== INFORMATION GIVEN ==

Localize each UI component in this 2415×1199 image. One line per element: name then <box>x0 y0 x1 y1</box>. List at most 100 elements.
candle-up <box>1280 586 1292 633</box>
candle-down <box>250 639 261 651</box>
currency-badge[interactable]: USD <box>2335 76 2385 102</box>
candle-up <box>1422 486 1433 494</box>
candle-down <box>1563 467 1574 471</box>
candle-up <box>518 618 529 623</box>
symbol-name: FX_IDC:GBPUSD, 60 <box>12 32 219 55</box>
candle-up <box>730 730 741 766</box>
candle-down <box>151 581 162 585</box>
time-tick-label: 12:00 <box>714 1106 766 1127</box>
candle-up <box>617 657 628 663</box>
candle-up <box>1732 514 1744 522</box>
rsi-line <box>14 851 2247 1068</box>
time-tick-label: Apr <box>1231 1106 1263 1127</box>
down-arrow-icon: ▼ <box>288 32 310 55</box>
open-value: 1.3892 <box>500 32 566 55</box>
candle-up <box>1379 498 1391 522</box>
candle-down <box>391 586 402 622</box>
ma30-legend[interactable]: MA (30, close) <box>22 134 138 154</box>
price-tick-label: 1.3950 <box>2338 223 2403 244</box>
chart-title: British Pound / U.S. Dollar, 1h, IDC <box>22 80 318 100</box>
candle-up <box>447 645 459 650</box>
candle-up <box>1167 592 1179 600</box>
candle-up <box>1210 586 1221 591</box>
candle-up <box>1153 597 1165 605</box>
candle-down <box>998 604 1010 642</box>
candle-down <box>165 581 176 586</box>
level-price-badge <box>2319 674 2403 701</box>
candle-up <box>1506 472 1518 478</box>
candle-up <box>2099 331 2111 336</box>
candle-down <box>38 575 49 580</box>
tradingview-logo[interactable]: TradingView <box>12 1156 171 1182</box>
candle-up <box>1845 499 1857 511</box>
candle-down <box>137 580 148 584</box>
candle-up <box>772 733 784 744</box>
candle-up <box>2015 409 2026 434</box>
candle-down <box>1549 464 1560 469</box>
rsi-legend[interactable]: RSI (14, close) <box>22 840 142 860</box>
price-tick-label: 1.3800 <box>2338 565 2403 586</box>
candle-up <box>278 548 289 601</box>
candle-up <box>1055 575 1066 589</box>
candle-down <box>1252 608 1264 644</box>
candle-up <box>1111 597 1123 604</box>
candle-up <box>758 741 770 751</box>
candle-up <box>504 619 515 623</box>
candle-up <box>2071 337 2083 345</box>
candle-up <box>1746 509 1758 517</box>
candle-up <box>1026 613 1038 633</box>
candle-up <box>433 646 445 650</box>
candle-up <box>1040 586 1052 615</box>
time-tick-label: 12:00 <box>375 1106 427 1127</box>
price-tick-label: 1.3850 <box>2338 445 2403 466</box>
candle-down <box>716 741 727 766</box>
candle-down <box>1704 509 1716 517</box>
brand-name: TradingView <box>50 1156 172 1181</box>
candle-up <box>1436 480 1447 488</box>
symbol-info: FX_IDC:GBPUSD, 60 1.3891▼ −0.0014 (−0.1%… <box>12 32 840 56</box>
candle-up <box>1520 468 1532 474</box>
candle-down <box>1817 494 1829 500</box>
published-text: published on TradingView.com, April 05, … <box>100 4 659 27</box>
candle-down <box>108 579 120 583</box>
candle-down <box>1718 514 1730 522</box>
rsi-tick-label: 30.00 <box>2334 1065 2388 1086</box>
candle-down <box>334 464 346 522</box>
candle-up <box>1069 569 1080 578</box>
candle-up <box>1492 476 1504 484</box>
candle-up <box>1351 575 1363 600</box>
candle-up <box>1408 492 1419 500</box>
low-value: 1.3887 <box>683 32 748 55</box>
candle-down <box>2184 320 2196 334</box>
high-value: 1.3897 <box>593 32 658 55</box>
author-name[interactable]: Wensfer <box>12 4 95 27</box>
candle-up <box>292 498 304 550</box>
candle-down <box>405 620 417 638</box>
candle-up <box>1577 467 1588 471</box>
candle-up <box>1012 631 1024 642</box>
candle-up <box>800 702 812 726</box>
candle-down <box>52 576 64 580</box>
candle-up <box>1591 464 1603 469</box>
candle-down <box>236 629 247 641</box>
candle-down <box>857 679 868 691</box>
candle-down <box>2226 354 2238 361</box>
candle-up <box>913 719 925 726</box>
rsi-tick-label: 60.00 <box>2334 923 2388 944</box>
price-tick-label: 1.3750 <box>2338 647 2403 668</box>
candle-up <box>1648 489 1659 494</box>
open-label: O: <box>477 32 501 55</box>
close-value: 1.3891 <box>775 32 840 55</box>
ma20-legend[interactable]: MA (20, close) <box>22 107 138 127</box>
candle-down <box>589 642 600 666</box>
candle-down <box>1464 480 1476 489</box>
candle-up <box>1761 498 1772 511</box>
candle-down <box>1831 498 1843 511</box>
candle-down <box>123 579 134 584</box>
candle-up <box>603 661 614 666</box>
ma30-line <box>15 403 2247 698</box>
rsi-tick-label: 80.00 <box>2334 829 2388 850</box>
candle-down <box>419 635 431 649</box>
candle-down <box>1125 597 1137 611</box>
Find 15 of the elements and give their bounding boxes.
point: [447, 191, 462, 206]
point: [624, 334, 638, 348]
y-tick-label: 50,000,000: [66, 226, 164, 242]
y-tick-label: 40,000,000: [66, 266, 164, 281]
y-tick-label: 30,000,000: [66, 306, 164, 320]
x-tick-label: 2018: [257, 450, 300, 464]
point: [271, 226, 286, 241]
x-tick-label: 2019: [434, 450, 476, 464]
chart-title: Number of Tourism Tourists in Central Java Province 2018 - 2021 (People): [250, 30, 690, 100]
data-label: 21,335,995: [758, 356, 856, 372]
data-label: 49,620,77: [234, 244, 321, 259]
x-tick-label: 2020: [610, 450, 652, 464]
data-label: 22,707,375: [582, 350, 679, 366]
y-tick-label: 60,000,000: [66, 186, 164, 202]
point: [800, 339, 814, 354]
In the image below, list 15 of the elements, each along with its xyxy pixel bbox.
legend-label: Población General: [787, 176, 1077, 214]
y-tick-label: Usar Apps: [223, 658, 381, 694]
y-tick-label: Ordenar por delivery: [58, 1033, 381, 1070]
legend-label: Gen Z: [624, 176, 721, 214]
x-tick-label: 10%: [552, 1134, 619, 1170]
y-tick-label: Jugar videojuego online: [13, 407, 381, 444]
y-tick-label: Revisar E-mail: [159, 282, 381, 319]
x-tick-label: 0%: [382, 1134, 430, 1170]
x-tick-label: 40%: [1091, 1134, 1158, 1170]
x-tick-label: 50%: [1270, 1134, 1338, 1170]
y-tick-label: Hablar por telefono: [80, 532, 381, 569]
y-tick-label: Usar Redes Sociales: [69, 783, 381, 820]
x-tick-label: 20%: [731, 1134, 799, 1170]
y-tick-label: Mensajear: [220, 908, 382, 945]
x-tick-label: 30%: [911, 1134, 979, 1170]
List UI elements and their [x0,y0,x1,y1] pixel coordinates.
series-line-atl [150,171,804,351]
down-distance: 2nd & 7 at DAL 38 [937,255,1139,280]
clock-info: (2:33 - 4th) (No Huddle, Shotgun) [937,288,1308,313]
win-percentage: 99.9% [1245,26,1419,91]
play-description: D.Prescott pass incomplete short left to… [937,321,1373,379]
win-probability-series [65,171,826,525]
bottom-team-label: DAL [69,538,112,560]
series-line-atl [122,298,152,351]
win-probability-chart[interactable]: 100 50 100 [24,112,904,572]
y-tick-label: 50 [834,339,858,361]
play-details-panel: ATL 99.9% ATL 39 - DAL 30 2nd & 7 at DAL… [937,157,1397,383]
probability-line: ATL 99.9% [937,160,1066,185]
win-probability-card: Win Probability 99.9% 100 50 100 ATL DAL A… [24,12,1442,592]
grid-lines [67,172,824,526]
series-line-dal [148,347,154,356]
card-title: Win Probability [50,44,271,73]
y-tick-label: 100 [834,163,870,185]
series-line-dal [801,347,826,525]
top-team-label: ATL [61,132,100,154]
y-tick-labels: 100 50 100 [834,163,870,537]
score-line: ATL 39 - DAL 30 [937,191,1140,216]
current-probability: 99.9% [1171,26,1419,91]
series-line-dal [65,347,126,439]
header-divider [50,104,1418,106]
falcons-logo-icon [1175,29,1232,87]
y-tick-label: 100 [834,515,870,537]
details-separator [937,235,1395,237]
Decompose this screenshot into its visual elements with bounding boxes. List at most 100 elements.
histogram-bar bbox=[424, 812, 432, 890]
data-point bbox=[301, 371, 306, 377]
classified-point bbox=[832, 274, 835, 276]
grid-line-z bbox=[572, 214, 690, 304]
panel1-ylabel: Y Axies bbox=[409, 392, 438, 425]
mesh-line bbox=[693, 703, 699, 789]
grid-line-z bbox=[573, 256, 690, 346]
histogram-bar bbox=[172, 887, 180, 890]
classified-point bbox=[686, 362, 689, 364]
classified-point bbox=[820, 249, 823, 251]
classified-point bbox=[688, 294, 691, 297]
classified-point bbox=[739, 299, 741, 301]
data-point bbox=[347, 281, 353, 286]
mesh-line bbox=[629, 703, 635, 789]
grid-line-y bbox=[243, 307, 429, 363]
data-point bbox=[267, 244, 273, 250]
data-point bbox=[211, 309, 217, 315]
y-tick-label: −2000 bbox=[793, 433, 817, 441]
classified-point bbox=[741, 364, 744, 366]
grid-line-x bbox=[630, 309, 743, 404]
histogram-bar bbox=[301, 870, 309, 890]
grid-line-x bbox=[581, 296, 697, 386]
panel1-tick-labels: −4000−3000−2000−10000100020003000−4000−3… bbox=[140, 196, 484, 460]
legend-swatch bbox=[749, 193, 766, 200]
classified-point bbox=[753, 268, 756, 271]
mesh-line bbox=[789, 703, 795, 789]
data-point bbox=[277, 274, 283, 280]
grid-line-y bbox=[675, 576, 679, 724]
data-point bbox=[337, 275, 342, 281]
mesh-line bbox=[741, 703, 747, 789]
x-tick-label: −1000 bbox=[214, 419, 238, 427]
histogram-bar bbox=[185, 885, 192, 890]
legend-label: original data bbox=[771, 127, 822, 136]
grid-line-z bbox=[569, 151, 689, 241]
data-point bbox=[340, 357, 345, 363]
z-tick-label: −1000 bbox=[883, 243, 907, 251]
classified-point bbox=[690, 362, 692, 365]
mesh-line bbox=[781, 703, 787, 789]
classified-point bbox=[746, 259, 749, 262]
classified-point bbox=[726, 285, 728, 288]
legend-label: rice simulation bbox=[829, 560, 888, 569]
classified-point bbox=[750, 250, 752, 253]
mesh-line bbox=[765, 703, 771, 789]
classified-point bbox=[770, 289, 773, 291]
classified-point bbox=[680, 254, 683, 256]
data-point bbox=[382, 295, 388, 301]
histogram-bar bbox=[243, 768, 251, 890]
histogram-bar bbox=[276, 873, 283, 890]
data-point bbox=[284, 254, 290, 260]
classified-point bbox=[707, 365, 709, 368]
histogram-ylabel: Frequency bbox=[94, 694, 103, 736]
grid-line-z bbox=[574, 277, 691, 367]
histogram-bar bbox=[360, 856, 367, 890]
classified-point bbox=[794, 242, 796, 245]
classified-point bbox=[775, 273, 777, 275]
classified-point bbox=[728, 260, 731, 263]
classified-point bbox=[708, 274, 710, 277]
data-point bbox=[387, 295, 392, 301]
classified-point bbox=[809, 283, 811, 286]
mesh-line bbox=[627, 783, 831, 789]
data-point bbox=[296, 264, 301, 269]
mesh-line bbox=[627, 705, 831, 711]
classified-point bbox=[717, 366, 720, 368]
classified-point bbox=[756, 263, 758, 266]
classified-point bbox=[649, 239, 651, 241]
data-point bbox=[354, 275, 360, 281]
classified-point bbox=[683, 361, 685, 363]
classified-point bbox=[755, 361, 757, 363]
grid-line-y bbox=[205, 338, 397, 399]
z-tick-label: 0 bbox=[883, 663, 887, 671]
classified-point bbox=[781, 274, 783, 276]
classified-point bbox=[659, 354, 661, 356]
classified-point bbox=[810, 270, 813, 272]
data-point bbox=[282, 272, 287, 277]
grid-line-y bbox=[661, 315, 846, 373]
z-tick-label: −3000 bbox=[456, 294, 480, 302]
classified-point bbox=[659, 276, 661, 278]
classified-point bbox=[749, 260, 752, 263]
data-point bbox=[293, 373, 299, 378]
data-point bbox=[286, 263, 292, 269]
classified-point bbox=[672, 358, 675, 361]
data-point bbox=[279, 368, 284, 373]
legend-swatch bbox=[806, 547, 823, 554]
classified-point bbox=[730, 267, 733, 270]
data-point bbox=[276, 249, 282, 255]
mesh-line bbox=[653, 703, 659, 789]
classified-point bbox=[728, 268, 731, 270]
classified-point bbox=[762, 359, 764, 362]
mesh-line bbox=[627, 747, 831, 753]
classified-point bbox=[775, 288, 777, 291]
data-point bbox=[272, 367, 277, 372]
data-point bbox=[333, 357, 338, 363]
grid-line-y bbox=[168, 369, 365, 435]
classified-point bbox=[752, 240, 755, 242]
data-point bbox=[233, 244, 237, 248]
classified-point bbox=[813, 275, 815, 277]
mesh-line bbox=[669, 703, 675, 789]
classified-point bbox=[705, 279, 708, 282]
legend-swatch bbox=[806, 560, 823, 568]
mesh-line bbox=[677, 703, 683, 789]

===

* _GIVEN INSTRUCTION_
Copy the records from their first line through the line containing "candle-up <box>1379 498 1391 522</box>", reproducing each line without any change.

* _THE SOLUTION_
Localize each UI component in this 2415×1199 image. One line per element: name then <box>x0 y0 x1 y1</box>. List at most 100 elements.
candle-up <box>1280 586 1292 633</box>
candle-down <box>250 639 261 651</box>
currency-badge[interactable]: USD <box>2335 76 2385 102</box>
candle-up <box>1422 486 1433 494</box>
candle-down <box>1563 467 1574 471</box>
candle-up <box>518 618 529 623</box>
symbol-name: FX_IDC:GBPUSD, 60 <box>12 32 219 55</box>
candle-up <box>730 730 741 766</box>
candle-down <box>151 581 162 585</box>
time-tick-label: 12:00 <box>714 1106 766 1127</box>
candle-up <box>617 657 628 663</box>
candle-up <box>1732 514 1744 522</box>
rsi-line <box>14 851 2247 1068</box>
time-tick-label: Apr <box>1231 1106 1263 1127</box>
down-arrow-icon: ▼ <box>288 32 310 55</box>
open-value: 1.3892 <box>500 32 566 55</box>
candle-up <box>1379 498 1391 522</box>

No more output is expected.